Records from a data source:
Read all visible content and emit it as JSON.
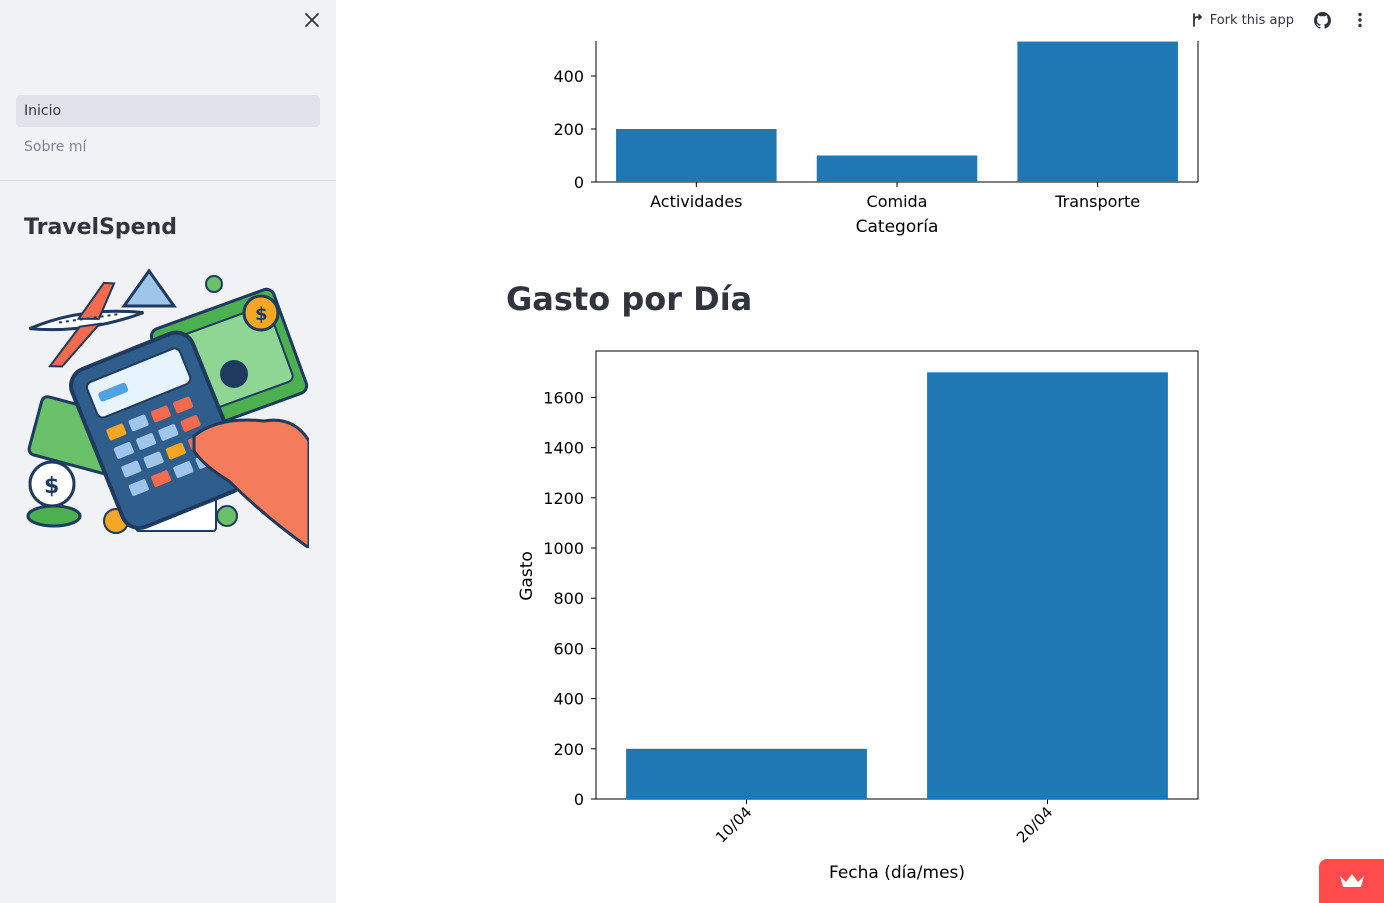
{
  "app": {
    "title": "TravelSpend"
  },
  "sidebar": {
    "close_icon": "close-icon",
    "items": [
      {
        "label": "Inicio",
        "active": true
      },
      {
        "label": "Sobre mí",
        "active": false
      }
    ],
    "illustration": "travel-expense-calculator-illustration"
  },
  "topbar": {
    "fork_label": "Fork this app",
    "fork_icon": "fork-icon",
    "github_icon": "github-icon",
    "menu_icon": "kebab-menu-icon"
  },
  "main": {
    "section_title": "Gasto por Día"
  },
  "colors": {
    "bar": "#1f77b4",
    "accent": "#ff4b4b",
    "sidebar_bg": "#f0f2f6"
  },
  "chart_data": [
    {
      "type": "bar",
      "categories": [
        "Actividades",
        "Comida",
        "Transporte"
      ],
      "values": [
        200,
        100,
        530
      ],
      "xlabel": "Categoría",
      "ylabel": "",
      "yticks": [
        0,
        200,
        400
      ],
      "cropped_top": true
    },
    {
      "type": "bar",
      "categories": [
        "10/04",
        "20/04"
      ],
      "values": [
        200,
        1700
      ],
      "xlabel": "Fecha (día/mes)",
      "ylabel": "Gasto",
      "ylim": [
        0,
        1785
      ],
      "yticks": [
        0,
        200,
        400,
        600,
        800,
        1000,
        1200,
        1400,
        1600
      ],
      "xtick_rotation": 45
    }
  ]
}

REQUEST | From the data above, write out everything exactly except the pictures.

TASK ANSWER |
Read all visible content and emit it as JSON.
{
  "app": {
    "title": "TravelSpend"
  },
  "sidebar": {
    "close_icon": "close-icon",
    "items": [
      {
        "label": "Inicio",
        "active": true
      },
      {
        "label": "Sobre mí",
        "active": false
      }
    ],
    "illustration": "travel-expense-calculator-illustration"
  },
  "topbar": {
    "fork_label": "Fork this app",
    "fork_icon": "fork-icon",
    "github_icon": "github-icon",
    "menu_icon": "kebab-menu-icon"
  },
  "main": {
    "section_title": "Gasto por Día"
  },
  "colors": {
    "bar": "#1f77b4",
    "accent": "#ff4b4b",
    "sidebar_bg": "#f0f2f6"
  },
  "chart_data": [
    {
      "type": "bar",
      "categories": [
        "Actividades",
        "Comida",
        "Transporte"
      ],
      "values": [
        200,
        100,
        530
      ],
      "xlabel": "Categoría",
      "ylabel": "",
      "yticks": [
        0,
        200,
        400
      ],
      "cropped_top": true
    },
    {
      "type": "bar",
      "categories": [
        "10/04",
        "20/04"
      ],
      "values": [
        200,
        1700
      ],
      "xlabel": "Fecha (día/mes)",
      "ylabel": "Gasto",
      "ylim": [
        0,
        1785
      ],
      "yticks": [
        0,
        200,
        400,
        600,
        800,
        1000,
        1200,
        1400,
        1600
      ],
      "xtick_rotation": 45
    }
  ]
}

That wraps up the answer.